(Stored items)

·····

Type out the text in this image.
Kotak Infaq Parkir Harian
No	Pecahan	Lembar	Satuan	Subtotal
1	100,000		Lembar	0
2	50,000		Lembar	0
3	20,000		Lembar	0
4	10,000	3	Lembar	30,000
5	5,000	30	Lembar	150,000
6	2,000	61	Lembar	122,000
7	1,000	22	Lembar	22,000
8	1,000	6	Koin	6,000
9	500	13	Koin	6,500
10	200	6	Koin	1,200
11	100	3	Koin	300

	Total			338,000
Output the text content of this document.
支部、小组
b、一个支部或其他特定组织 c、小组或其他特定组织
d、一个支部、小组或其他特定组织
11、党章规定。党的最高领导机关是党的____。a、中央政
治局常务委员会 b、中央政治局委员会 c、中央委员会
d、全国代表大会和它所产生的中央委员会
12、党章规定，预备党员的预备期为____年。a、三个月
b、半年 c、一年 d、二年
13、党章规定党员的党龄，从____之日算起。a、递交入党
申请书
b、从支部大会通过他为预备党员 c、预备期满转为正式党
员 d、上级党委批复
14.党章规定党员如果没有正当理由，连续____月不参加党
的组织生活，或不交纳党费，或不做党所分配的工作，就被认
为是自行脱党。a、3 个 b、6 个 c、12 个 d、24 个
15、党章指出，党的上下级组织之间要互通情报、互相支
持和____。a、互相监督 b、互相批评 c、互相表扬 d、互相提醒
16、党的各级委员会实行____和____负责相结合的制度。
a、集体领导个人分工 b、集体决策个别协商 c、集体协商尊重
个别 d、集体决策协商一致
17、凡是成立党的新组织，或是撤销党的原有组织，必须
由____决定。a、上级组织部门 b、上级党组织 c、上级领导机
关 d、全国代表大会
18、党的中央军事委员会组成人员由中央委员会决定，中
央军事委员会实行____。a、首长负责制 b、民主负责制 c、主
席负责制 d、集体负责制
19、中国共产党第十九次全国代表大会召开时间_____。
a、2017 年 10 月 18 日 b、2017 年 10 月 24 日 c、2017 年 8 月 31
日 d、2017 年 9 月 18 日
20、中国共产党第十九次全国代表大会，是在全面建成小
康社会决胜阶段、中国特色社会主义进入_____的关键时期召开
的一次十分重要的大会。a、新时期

·····

* _Stated problem_: Please repeat the listing above in full and exactly.

* _Solution to the exercise_:
Type out the text in this image.
Kotak Infaq Parkir Harian
No	Pecahan	Lembar	Satuan	Subtotal
1	100,000		Lembar	0
2	50,000		Lembar	0
3	20,000		Lembar	0
4	10,000	3	Lembar	30,000
5	5,000	30	Lembar	150,000
6	2,000	61	Lembar	122,000
7	1,000	22	Lembar	22,000
8	1,000	6	Koin	6,000
9	500	13	Koin	6,500
10	200	6	Koin	1,200
11	100	3	Koin	300

	Total			338,000
Output the text content of this document.
支部、小组
b、一个支部或其他特定组织 c、小组或其他特定组织
d、一个支部、小组或其他特定组织
11、党章规定。党的最高领导机关是党的____。a、中央政
治局常务委员会 b、中央政治局委员会 c、中央委员会
d、全国代表大会和它所产生的中央委员会
12、党章规定，预备党员的预备期为____年。a、三个月
b、半年 c、一年 d、二年
13、党章规定党员的党龄，从____之日算起。a、递交入党
申请书
b、从支部大会通过他为预备党员 c、预备期满转为正式党
员 d、上级党委批复
14.党章规定党员如果没有正当理由，连续____月不参加党
的组织生活，或不交纳党费，或不做党所分配的工作，就被认
为是自行脱党。a、3 个 b、6 个 c、12 个 d、24 个
15、党章指出，党的上下级组织之间要互通情报、互相支
持和____。a、互相监督 b、互相批评 c、互相表扬 d、互相提醒
16、党的各级委员会实行____和____负责相结合的制度。
a、集体领导个人分工 b、集体决策个别协商 c、集体协商尊重
个别 d、集体决策协商一致
17、凡是成立党的新组织，或是撤销党的原有组织，必须
由____决定。a、上级组织部门 b、上级党组织 c、上级领导机
关 d、全国代表大会
18、党的中央军事委员会组成人员由中央委员会决定，中
央军事委员会实行____。a、首长负责制 b、民主负责制 c、主
席负责制 d、集体负责制
19、中国共产党第十九次全国代表大会召开时间_____。
a、2017 年 10 月 18 日 b、2017 年 10 月 24 日 c、2017 年 8 月 31
日 d、2017 年 9 月 18 日
20、中国共产党第十九次全国代表大会，是在全面建成小
康社会决胜阶段、中国特色社会主义进入_____的关键时期召开
的一次十分重要的大会。a、新时期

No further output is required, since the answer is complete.